Data supplied:
START

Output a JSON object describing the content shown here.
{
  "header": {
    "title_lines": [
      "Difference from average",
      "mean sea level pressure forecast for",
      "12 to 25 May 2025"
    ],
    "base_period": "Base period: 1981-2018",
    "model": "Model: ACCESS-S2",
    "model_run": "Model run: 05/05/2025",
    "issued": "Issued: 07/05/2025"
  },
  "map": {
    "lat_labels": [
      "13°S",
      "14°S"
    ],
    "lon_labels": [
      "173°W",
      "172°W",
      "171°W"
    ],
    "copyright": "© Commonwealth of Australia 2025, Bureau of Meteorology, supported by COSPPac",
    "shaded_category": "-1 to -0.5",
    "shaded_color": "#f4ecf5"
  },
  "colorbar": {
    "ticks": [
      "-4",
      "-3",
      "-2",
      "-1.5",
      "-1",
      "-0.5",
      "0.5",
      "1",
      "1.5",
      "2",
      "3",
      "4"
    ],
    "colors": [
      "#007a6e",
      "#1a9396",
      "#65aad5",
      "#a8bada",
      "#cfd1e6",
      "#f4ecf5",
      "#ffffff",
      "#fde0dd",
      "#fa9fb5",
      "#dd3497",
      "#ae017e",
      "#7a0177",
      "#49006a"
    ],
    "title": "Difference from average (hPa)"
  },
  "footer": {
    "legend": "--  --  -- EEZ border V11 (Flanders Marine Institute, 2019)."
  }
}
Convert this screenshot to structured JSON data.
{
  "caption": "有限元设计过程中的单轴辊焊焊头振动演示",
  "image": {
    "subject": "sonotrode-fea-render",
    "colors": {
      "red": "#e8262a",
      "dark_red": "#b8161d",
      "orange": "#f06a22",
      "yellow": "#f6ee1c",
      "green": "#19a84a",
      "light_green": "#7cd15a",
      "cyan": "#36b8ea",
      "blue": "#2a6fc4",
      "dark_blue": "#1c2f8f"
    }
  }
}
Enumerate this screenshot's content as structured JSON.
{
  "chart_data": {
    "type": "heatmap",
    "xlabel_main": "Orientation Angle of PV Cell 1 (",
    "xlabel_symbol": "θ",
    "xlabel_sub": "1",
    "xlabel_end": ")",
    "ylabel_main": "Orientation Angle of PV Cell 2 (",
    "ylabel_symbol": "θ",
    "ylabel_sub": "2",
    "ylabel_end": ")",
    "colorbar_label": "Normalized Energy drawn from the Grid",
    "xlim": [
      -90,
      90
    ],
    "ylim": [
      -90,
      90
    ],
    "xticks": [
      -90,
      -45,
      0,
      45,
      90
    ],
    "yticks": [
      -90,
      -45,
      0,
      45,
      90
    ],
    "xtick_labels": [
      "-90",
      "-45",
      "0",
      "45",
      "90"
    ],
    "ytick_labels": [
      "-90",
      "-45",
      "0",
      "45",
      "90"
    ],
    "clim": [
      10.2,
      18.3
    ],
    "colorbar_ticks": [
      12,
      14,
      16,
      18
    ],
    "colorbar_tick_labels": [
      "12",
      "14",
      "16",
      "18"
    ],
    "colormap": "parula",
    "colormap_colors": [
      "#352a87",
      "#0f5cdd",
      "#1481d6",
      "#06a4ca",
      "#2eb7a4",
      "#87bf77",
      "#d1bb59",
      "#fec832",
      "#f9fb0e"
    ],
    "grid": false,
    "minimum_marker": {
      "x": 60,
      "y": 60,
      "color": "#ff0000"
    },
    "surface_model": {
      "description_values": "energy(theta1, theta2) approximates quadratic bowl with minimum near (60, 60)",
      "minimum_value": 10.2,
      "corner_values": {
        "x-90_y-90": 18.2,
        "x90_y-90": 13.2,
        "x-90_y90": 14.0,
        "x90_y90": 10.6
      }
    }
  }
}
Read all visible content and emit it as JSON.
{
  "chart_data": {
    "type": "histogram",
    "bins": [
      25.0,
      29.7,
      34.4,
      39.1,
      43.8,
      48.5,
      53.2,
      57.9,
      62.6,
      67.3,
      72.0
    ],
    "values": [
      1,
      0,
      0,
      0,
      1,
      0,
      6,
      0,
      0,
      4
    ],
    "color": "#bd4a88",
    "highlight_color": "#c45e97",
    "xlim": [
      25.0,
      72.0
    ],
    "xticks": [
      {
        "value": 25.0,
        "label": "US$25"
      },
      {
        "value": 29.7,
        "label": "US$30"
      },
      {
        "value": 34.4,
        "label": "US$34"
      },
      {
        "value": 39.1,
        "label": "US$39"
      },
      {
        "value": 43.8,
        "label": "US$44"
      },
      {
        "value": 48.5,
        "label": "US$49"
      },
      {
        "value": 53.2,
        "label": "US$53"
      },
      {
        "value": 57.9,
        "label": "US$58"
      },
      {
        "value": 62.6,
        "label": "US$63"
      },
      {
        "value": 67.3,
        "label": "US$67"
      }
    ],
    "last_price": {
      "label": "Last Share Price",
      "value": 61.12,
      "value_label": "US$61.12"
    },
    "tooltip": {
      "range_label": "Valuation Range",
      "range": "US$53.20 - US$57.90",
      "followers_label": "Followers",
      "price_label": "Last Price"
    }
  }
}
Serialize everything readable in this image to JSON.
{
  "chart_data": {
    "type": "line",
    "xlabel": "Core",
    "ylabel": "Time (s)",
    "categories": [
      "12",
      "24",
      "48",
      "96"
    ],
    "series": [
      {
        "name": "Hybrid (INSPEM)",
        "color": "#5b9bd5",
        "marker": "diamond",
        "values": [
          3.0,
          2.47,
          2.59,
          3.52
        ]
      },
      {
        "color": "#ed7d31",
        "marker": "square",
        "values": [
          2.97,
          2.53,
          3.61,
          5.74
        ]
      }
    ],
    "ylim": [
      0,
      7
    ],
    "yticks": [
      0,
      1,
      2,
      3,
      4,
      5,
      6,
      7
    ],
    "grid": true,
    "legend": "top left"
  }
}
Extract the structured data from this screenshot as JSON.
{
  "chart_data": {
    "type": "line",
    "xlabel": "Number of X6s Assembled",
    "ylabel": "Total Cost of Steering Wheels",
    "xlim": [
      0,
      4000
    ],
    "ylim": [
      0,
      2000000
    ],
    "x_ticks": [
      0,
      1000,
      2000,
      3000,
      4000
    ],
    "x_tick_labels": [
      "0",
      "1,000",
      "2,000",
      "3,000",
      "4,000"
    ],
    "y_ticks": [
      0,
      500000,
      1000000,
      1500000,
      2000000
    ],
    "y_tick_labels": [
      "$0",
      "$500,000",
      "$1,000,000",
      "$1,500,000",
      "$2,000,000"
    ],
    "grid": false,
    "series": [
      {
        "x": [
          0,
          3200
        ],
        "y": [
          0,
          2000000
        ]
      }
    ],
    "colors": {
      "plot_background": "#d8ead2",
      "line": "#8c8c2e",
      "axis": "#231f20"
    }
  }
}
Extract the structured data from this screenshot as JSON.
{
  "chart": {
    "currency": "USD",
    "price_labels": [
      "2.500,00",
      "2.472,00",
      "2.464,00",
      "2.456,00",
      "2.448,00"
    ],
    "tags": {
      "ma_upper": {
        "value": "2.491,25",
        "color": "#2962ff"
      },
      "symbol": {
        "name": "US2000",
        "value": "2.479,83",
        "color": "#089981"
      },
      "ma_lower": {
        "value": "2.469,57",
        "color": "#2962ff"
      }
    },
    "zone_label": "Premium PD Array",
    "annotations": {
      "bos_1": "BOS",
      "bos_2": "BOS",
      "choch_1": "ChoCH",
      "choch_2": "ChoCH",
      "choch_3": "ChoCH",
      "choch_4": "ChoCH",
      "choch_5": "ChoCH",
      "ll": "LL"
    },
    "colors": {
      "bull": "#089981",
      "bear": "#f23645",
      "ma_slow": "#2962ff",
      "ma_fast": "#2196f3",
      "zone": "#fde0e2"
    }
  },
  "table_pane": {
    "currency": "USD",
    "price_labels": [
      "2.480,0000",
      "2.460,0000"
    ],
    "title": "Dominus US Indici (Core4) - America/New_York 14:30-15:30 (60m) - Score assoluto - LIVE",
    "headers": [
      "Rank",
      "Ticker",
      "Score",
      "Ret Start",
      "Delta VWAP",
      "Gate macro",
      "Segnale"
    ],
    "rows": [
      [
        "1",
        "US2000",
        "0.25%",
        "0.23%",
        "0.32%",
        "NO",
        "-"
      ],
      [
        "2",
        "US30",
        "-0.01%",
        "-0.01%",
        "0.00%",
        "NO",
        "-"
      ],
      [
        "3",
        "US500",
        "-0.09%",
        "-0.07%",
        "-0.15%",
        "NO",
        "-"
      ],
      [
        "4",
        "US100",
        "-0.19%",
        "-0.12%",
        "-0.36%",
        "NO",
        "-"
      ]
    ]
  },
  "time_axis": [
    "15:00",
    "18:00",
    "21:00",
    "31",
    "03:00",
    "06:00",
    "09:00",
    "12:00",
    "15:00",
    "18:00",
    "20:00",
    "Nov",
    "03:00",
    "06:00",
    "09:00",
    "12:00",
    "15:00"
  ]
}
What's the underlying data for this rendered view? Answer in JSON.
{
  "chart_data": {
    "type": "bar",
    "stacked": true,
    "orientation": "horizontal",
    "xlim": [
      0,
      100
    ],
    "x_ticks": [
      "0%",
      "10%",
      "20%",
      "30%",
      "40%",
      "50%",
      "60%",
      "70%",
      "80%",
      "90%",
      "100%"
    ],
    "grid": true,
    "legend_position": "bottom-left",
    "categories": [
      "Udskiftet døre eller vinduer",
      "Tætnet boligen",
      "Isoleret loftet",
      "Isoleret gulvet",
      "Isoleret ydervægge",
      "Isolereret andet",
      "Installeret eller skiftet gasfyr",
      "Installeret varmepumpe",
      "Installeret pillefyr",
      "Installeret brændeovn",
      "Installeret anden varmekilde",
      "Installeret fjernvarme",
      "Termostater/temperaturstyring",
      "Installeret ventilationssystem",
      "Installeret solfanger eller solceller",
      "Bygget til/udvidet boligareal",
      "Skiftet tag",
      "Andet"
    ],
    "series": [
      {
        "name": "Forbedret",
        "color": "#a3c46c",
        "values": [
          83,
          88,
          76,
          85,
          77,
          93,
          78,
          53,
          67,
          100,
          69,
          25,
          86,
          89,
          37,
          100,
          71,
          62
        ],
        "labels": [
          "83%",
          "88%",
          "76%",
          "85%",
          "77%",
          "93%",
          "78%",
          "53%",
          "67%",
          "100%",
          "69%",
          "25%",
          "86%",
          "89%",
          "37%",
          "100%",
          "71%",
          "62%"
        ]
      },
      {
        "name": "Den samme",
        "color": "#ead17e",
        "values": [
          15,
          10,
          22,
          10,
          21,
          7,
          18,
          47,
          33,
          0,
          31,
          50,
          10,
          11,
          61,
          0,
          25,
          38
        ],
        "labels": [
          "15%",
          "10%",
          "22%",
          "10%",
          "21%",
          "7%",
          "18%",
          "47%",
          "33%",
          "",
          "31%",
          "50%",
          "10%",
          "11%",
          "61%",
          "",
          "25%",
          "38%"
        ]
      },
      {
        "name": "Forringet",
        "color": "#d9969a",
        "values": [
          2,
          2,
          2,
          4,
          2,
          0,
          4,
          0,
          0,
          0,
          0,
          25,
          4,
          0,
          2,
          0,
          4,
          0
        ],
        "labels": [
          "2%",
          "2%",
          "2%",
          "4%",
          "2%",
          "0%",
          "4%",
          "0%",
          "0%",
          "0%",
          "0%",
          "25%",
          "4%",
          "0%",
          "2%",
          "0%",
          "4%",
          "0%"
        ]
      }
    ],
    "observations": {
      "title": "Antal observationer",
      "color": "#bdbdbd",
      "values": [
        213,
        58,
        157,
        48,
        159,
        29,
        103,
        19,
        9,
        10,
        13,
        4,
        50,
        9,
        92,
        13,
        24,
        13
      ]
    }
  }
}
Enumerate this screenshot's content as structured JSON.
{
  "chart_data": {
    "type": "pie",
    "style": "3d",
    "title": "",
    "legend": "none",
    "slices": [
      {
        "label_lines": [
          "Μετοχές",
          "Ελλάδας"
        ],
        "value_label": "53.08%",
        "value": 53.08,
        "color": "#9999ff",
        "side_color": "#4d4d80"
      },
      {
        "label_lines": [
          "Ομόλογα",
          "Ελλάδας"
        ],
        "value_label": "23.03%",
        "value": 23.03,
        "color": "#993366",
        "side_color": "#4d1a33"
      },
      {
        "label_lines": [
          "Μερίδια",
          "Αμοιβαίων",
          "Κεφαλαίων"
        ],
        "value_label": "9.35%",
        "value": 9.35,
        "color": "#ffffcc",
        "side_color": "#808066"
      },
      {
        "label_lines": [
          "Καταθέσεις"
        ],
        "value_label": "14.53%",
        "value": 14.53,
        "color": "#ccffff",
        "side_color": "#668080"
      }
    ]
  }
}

END

Objective:
List all lines where "image" occurs.

Reply to the task:
  "image": {
Serialize everything readable in this image to JSON.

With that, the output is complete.